Task to complete :: Output every line of the data exactly as it appears.

Dataset ::
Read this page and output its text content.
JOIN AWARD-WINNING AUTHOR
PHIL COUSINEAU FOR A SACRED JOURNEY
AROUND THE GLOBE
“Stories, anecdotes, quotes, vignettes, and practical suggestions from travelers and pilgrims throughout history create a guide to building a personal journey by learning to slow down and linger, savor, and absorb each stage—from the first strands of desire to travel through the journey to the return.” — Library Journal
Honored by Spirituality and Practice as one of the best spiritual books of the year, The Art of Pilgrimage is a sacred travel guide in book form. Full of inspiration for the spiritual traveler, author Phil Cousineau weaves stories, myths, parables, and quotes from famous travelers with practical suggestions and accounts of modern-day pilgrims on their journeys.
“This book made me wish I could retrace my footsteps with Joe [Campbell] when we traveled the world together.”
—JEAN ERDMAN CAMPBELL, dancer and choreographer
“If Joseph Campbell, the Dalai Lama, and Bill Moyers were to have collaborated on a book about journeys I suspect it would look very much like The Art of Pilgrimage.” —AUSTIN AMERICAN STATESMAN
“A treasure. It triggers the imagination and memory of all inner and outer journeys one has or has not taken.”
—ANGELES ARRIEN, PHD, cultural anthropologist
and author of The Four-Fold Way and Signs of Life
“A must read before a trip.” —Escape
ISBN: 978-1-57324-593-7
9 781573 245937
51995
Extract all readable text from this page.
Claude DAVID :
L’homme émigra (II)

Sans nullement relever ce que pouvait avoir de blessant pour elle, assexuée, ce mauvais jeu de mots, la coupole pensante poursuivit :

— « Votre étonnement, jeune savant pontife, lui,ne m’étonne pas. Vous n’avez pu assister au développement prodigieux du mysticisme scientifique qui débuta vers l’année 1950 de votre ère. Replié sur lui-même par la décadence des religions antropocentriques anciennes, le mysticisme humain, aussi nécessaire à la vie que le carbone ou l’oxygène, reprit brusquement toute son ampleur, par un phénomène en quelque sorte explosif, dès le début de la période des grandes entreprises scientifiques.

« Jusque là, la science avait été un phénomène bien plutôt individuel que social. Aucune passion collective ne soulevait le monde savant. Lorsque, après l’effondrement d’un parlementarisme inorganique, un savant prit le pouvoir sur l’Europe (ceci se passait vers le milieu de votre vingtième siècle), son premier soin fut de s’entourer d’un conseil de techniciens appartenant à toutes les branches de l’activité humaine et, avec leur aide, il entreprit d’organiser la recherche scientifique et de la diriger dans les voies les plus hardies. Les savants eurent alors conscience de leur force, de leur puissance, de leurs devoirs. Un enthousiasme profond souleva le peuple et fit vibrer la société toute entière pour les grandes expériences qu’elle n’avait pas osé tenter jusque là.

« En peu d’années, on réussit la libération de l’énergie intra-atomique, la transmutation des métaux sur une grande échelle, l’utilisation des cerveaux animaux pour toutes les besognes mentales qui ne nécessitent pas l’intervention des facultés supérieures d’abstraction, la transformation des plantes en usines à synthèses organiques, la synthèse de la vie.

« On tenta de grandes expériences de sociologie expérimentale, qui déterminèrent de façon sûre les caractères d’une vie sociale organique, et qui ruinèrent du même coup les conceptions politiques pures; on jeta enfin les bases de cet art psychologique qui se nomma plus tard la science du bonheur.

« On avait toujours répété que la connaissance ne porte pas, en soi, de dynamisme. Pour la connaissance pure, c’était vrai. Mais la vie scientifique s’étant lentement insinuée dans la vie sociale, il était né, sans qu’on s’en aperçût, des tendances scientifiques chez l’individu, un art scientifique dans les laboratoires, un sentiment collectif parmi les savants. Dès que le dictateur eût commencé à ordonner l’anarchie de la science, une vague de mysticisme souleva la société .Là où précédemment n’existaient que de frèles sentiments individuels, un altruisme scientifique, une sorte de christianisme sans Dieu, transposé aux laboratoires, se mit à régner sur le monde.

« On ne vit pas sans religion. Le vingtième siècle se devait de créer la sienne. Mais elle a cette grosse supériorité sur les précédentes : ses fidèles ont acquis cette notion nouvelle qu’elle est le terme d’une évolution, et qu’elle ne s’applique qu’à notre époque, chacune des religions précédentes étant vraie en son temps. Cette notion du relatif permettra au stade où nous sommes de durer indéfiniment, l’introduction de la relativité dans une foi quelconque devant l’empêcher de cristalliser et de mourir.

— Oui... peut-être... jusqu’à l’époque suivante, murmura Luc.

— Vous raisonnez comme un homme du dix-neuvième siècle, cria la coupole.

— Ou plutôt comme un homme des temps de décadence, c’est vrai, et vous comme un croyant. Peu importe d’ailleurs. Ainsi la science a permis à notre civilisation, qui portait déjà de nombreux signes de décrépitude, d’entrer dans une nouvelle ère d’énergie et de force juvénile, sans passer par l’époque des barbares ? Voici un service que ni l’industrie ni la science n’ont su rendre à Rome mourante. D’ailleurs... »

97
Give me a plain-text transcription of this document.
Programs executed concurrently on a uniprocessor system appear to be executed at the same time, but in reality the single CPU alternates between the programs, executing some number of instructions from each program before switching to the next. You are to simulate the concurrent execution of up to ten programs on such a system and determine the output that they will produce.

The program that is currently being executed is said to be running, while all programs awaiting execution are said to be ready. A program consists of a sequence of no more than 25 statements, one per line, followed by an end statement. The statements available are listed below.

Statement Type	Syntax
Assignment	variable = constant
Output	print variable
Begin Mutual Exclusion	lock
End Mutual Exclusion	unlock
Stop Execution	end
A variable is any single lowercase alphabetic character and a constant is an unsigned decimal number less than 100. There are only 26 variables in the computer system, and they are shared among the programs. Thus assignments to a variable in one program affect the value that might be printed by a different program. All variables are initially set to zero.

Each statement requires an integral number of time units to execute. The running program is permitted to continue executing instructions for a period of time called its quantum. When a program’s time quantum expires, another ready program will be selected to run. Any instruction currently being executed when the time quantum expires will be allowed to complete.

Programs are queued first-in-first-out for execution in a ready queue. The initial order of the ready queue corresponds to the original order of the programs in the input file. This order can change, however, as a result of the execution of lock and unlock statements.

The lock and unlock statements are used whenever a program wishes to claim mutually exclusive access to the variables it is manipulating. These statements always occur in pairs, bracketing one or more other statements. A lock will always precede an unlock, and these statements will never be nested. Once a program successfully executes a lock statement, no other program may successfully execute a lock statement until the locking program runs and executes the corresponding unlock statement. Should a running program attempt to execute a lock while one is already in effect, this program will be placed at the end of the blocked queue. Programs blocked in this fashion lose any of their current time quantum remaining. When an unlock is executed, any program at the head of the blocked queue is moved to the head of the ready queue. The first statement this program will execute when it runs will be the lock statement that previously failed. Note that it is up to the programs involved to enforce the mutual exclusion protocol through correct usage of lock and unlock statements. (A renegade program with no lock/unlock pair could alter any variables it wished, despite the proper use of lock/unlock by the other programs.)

Exercise result ::
Read this page and output its text content.
JOIN AWARD-WINNING AUTHOR
PHIL COUSINEAU FOR A SACRED JOURNEY
AROUND THE GLOBE
“Stories, anecdotes, quotes, vignettes, and practical suggestions from travelers and pilgrims throughout history create a guide to building a personal journey by learning to slow down and linger, savor, and absorb each stage—from the first strands of desire to travel through the journey to the return.” — Library Journal
Honored by Spirituality and Practice as one of the best spiritual books of the year, The Art of Pilgrimage is a sacred travel guide in book form. Full of inspiration for the spiritual traveler, author Phil Cousineau weaves stories, myths, parables, and quotes from famous travelers with practical suggestions and accounts of modern-day pilgrims on their journeys.
“This book made me wish I could retrace my footsteps with Joe [Campbell] when we traveled the world together.”
—JEAN ERDMAN CAMPBELL, dancer and choreographer
“If Joseph Campbell, the Dalai Lama, and Bill Moyers were to have collaborated on a book about journeys I suspect it would look very much like The Art of Pilgrimage.” —AUSTIN AMERICAN STATESMAN
“A treasure. It triggers the imagination and memory of all inner and outer journeys one has or has not taken.”
—ANGELES ARRIEN, PHD, cultural anthropologist
and author of The Four-Fold Way and Signs of Life
“A must read before a trip.” —Escape
ISBN: 978-1-57324-593-7
9 781573 245937
51995
Extract all readable text from this page.
Claude DAVID :
L’homme émigra (II)

Sans nullement relever ce que pouvait avoir de blessant pour elle, assexuée, ce mauvais jeu de mots, la coupole pensante poursuivit :

— « Votre étonnement, jeune savant pontife, lui,ne m’étonne pas. Vous n’avez pu assister au développement prodigieux du mysticisme scientifique qui débuta vers l’année 1950 de votre ère. Replié sur lui-même par la décadence des religions antropocentriques anciennes, le mysticisme humain, aussi nécessaire à la vie que le carbone ou l’oxygène, reprit brusquement toute son ampleur, par un phénomène en quelque sorte explosif, dès le début de la période des grandes entreprises scientifiques.

« Jusque là, la science avait été un phénomène bien plutôt individuel que social. Aucune passion collective ne soulevait le monde savant. Lorsque, après l’effondrement d’un parlementarisme inorganique, un savant prit le pouvoir sur l’Europe (ceci se passait vers le milieu de votre vingtième siècle), son premier soin fut de s’entourer d’un conseil de techniciens appartenant à toutes les branches de l’activité humaine et, avec leur aide, il entreprit d’organiser la recherche scientifique et de la diriger dans les voies les plus hardies. Les savants eurent alors conscience de leur force, de leur puissance, de leurs devoirs. Un enthousiasme profond souleva le peuple et fit vibrer la société toute entière pour les grandes expériences qu’elle n’avait pas osé tenter jusque là.

« En peu d’années, on réussit la libération de l’énergie intra-atomique, la transmutation des métaux sur une grande échelle, l’utilisation des cerveaux animaux pour toutes les besognes mentales qui ne nécessitent pas l’intervention des facultés supérieures d’abstraction, la transformation des plantes en usines à synthèses organiques, la synthèse de la vie.

« On tenta de grandes expériences de sociologie expérimentale, qui déterminèrent de façon sûre les caractères d’une vie sociale organique, et qui ruinèrent du même coup les conceptions politiques pures; on jeta enfin les bases de cet art psychologique qui se nomma plus tard la science du bonheur.

« On avait toujours répété que la connaissance ne porte pas, en soi, de dynamisme. Pour la connaissance pure, c’était vrai. Mais la vie scientifique s’étant lentement insinuée dans la vie sociale, il était né, sans qu’on s’en aperçût, des tendances scientifiques chez l’individu, un art scientifique dans les laboratoires, un sentiment collectif parmi les savants. Dès que le dictateur eût commencé à ordonner l’anarchie de la science, une vague de mysticisme souleva la société .Là où précédemment n’existaient que de frèles sentiments individuels, un altruisme scientifique, une sorte de christianisme sans Dieu, transposé aux laboratoires, se mit à régner sur le monde.

« On ne vit pas sans religion. Le vingtième siècle se devait de créer la sienne. Mais elle a cette grosse supériorité sur les précédentes : ses fidèles ont acquis cette notion nouvelle qu’elle est le terme d’une évolution, et qu’elle ne s’applique qu’à notre époque, chacune des religions précédentes étant vraie en son temps. Cette notion du relatif permettra au stade où nous sommes de durer indéfiniment, l’introduction de la relativité dans une foi quelconque devant l’empêcher de cristalliser et de mourir.

— Oui... peut-être... jusqu’à l’époque suivante, murmura Luc.

— Vous raisonnez comme un homme du dix-neuvième siècle, cria la coupole.

— Ou plutôt comme un homme des temps de décadence, c’est vrai, et vous comme un croyant. Peu importe d’ailleurs. Ainsi la science a permis à notre civilisation, qui portait déjà de nombreux signes de décrépitude, d’entrer dans une nouvelle ère d’énergie et de force juvénile, sans passer par l’époque des barbares ? Voici un service que ni l’industrie ni la science n’ont su rendre à Rome mourante. D’ailleurs... »

97
Give me a plain-text transcription of this document.
Programs executed concurrently on a uniprocessor system appear to be executed at the same time, but in reality the single CPU alternates between the programs, executing some number of instructions from each program before switching to the next. You are to simulate the concurrent execution of up to ten programs on such a system and determine the output that they will produce.

The program that is currently being executed is said to be running, while all programs awaiting execution are said to be ready. A program consists of a sequence of no more than 25 statements, one per line, followed by an end statement. The statements available are listed below.

Statement Type	Syntax
Assignment	variable = constant
Output	print variable
Begin Mutual Exclusion	lock
End Mutual Exclusion	unlock
Stop Execution	end
A variable is any single lowercase alphabetic character and a constant is an unsigned decimal number less than 100. There are only 26 variables in the computer system, and they are shared among the programs. Thus assignments to a variable in one program affect the value that might be printed by a different program. All variables are initially set to zero.

Each statement requires an integral number of time units to execute. The running program is permitted to continue executing instructions for a period of time called its quantum. When a program’s time quantum expires, another ready program will be selected to run. Any instruction currently being executed when the time quantum expires will be allowed to complete.

Programs are queued first-in-first-out for execution in a ready queue. The initial order of the ready queue corresponds to the original order of the programs in the input file. This order can change, however, as a result of the execution of lock and unlock statements.

The lock and unlock statements are used whenever a program wishes to claim mutually exclusive access to the variables it is manipulating. These statements always occur in pairs, bracketing one or more other statements. A lock will always precede an unlock, and these statements will never be nested. Once a program successfully executes a lock statement, no other program may successfully execute a lock statement until the locking program runs and executes the corresponding unlock statement. Should a running program attempt to execute a lock while one is already in effect, this program will be placed at the end of the blocked queue. Programs blocked in this fashion lose any of their current time quantum remaining. When an unlock is executed, any program at the head of the blocked queue is moved to the head of the ready queue. The first statement this program will execute when it runs will be the lock statement that previously failed. Note that it is up to the programs involved to enforce the mutual exclusion protocol through correct usage of lock and unlock statements. (A renegade program with no lock/unlock pair could alter any variables it wished, despite the proper use of lock/unlock by the other programs.)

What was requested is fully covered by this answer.